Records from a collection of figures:
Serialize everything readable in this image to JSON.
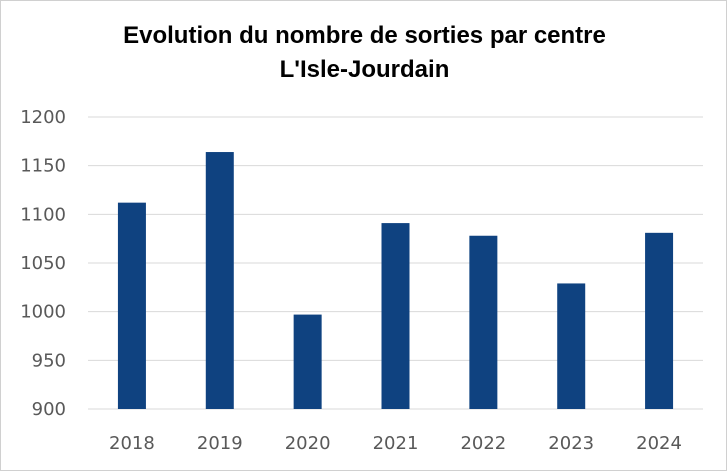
{
  "chart_data": {
    "type": "bar",
    "title_lines": [
      "Evolution du nombre de sorties par centre",
      "L'Isle-Jourdain"
    ],
    "categories": [
      "2018",
      "2019",
      "2020",
      "2021",
      "2022",
      "2023",
      "2024"
    ],
    "values": [
      1112,
      1164,
      997,
      1091,
      1078,
      1029,
      1081
    ],
    "xlabel": "",
    "ylabel": "",
    "ylim": [
      900,
      1200
    ],
    "yticks": [
      "900",
      "950",
      "1000",
      "1050",
      "1100",
      "1150",
      "1200"
    ],
    "grid": true,
    "legend": "none",
    "bar_color": "#0F4280"
  }
}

YOUR TASK >> Go through the material above and print all of it exactly, except the pictures.

SOLUTION FOR THIS PROBLEM >>
Serialize everything readable in this image to JSON.
{
  "chart_data": {
    "type": "bar",
    "title_lines": [
      "Evolution du nombre de sorties par centre",
      "L'Isle-Jourdain"
    ],
    "categories": [
      "2018",
      "2019",
      "2020",
      "2021",
      "2022",
      "2023",
      "2024"
    ],
    "values": [
      1112,
      1164,
      997,
      1091,
      1078,
      1029,
      1081
    ],
    "xlabel": "",
    "ylabel": "",
    "ylim": [
      900,
      1200
    ],
    "yticks": [
      "900",
      "950",
      "1000",
      "1050",
      "1100",
      "1150",
      "1200"
    ],
    "grid": true,
    "legend": "none",
    "bar_color": "#0F4280"
  }
}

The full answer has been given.